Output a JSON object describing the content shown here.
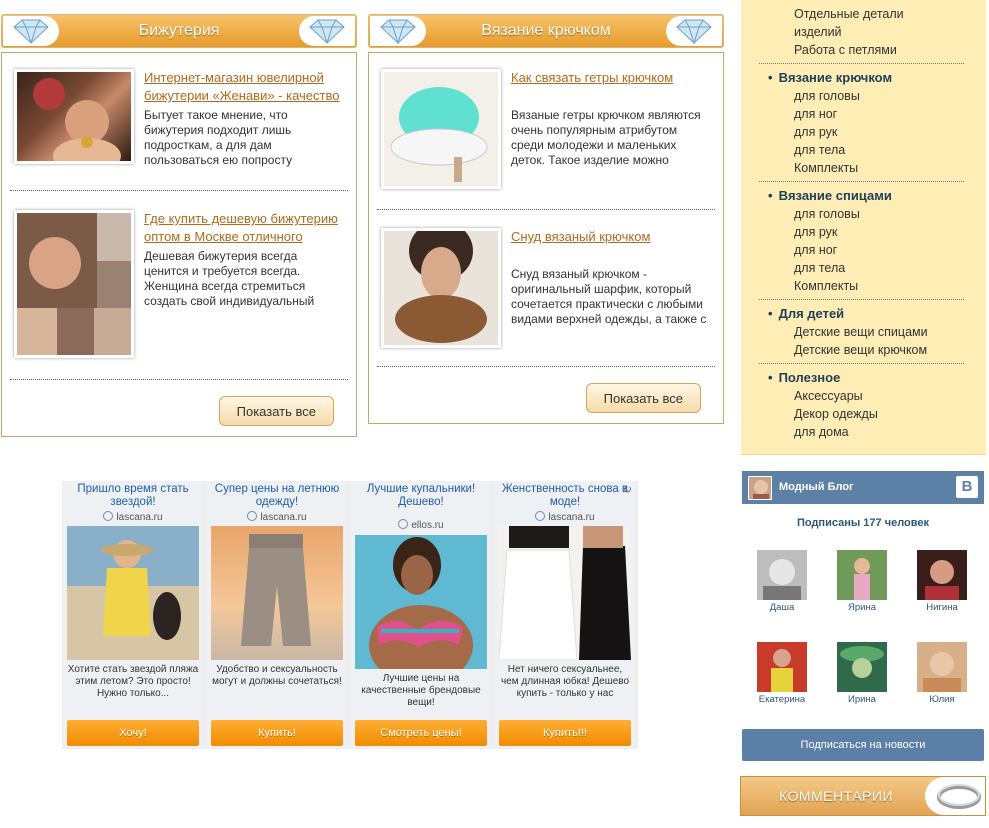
{
  "blocks": [
    {
      "title": "Бижутерия",
      "posts": [
        {
          "title": "Интернет-магазин ювелирной бижутерии «Женави» - качество",
          "text": "Бытует такое мнение, что бижутерия подходит лишь подросткам, а для дам пользоваться ею попросту неуместно. Но это не так"
        },
        {
          "title": "Где купить дешевую бижутерию оптом в Москве отличного",
          "text": "Дешевая бижутерия всегда ценится и требуется всегда. Женщина всегда стремиться создать свой индивидуальный образ"
        }
      ],
      "button": "Показать все"
    },
    {
      "title": "Вязание крючком",
      "posts": [
        {
          "title": "Как связать гетры крючком",
          "text": "Вязаные гетры крючком являются очень популярным атрибутом среди молодежи и маленьких деток. Такое изделие можно связать"
        },
        {
          "title": "Снуд вязаный крючком",
          "text": "Снуд вязаный крючком - оригинальный шарфик, который сочетается практически с любыми видами верхней одежды, а также с платьями"
        }
      ],
      "button": "Показать все"
    }
  ],
  "ads": [
    {
      "title": "Пришло время стать звездой!",
      "source": "lascana.ru",
      "text": "Хотите стать звездой пляжа этим летом? Это просто! Нужно только...",
      "button": "Хочу!"
    },
    {
      "title": "Супер цены на летнюю одежду!",
      "source": "lascana.ru",
      "text": "Удобство и сексуальность могут и должны сочетаться!",
      "button": "Купить!"
    },
    {
      "title": "Лучшие купальники! Дешево!",
      "source": "ellos.ru",
      "text": "Лучшие цены на качественные брендовые вещи!",
      "button": "Смотреть цены!"
    },
    {
      "title": "Женственность снова в моде!",
      "source": "lascana.ru",
      "text": "Нет ничего сексуальнее, чем длинная юбка! Дешево купить - только у нас",
      "button": "Купить!!!"
    }
  ],
  "ad_badge": "AD",
  "menu": {
    "top_items": [
      "Отдельные детали",
      "изделий",
      "Работа с петлями"
    ],
    "sections": [
      {
        "label": "Вязание крючком",
        "items": [
          "для головы",
          "для ног",
          "для рук",
          "для тела",
          "Комплекты"
        ]
      },
      {
        "label": "Вязание спицами",
        "items": [
          "для головы",
          "для рук",
          "для ног",
          "для тела",
          "Комплекты"
        ]
      },
      {
        "label": "Для детей",
        "items": [
          "Детские вещи спицами",
          "Детские вещи крючком"
        ]
      },
      {
        "label": "Полезное",
        "items": [
          "Аксессуары",
          "Декор одежды",
          "для дома"
        ]
      }
    ]
  },
  "vk": {
    "group_name": "Модный Блог",
    "logo": "В",
    "subscribers_text": "Подписаны 177 человек",
    "users": [
      "Даша",
      "Ярина",
      "Нигина",
      "Екатерина",
      "Ирина",
      "Юлия"
    ],
    "subscribe_button": "Подписаться на новости"
  },
  "comments_title": "КОММЕНТАРИИ",
  "colors": {
    "accent": "#e69b2a",
    "link": "#b06a1d",
    "menu_bg": "#feedb5",
    "vk": "#5d81a6",
    "ad_button": "#f29200"
  }
}
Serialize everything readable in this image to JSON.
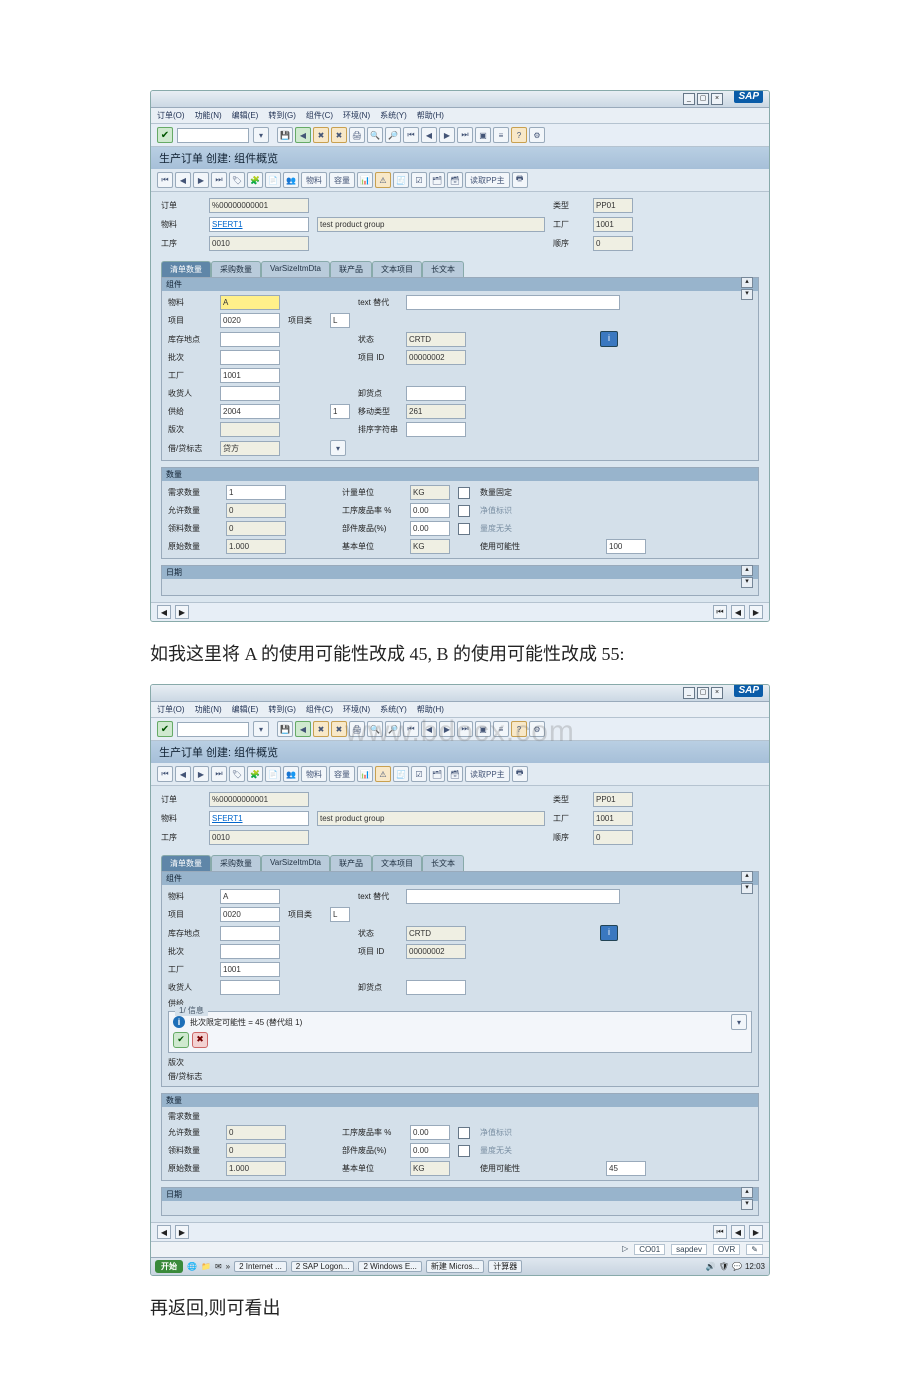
-- -- --
Except for the pictures, print the data above exactly.

Output a JSON object describing the content shown here.
{
  "blocks": [
    {
      "title": "Бижутерия",
      "posts": [
        {
          "title": "Интернет-магазин ювелирной бижутерии «Женави» - качество",
          "text": "Бытует такое мнение, что бижутерия подходит лишь подросткам, а для дам пользоваться ею попросту неуместно. Но это не так"
        },
        {
          "title": "Где купить дешевую бижутерию оптом в Москве отличного",
          "text": "Дешевая бижутерия всегда ценится и требуется всегда. Женщина всегда стремиться создать свой индивидуальный образ"
        }
      ],
      "button": "Показать все"
    },
    {
      "title": "Вязание крючком",
      "posts": [
        {
          "title": "Как связать гетры крючком",
          "text": "Вязаные гетры крючком являются очень популярным атрибутом среди молодежи и маленьких деток. Такое изделие можно связать"
        },
        {
          "title": "Снуд вязаный крючком",
          "text": "Снуд вязаный крючком - оригинальный шарфик, который сочетается практически с любыми видами верхней одежды, а также с платьями"
        }
      ],
      "button": "Показать все"
    }
  ],
  "ads": [
    {
      "title": "Пришло время стать звездой!",
      "source": "lascana.ru",
      "text": "Хотите стать звездой пляжа этим летом? Это просто! Нужно только...",
      "button": "Хочу!"
    },
    {
      "title": "Супер цены на летнюю одежду!",
      "source": "lascana.ru",
      "text": "Удобство и сексуальность могут и должны сочетаться!",
      "button": "Купить!"
    },
    {
      "title": "Лучшие купальники! Дешево!",
      "source": "ellos.ru",
      "text": "Лучшие цены на качественные брендовые вещи!",
      "button": "Смотреть цены!"
    },
    {
      "title": "Женственность снова в моде!",
      "source": "lascana.ru",
      "text": "Нет ничего сексуальнее, чем длинная юбка! Дешево купить - только у нас",
      "button": "Купить!!!"
    }
  ],
  "ad_badge": "AD",
  "menu": {
    "top_items": [
      "Отдельные детали",
      "изделий",
      "Работа с петлями"
    ],
    "sections": [
      {
        "label": "Вязание крючком",
        "items": [
          "для головы",
          "для ног",
          "для рук",
          "для тела",
          "Комплекты"
        ]
      },
      {
        "label": "Вязание спицами",
        "items": [
          "для головы",
          "для рук",
          "для ног",
          "для тела",
          "Комплекты"
        ]
      },
      {
        "label": "Для детей",
        "items": [
          "Детские вещи спицами",
          "Детские вещи крючком"
        ]
      },
      {
        "label": "Полезное",
        "items": [
          "Аксессуары",
          "Декор одежды",
          "для дома"
        ]
      }
    ]
  },
  "vk": {
    "group_name": "Модный Блог",
    "logo": "В",
    "subscribers_text": "Подписаны 177 человек",
    "users": [
      "Даша",
      "Ярина",
      "Нигина",
      "Екатерина",
      "Ирина",
      "Юлия"
    ],
    "subscribe_button": "Подписаться на новости"
  },
  "comments_title": "КОММЕНТАРИИ",
  "colors": {
    "accent": "#e69b2a",
    "link": "#b06a1d",
    "menu_bg": "#feedb5",
    "vk": "#5d81a6",
    "ad_button": "#f29200"
  }
}
Serialize everything readable in this image to JSON.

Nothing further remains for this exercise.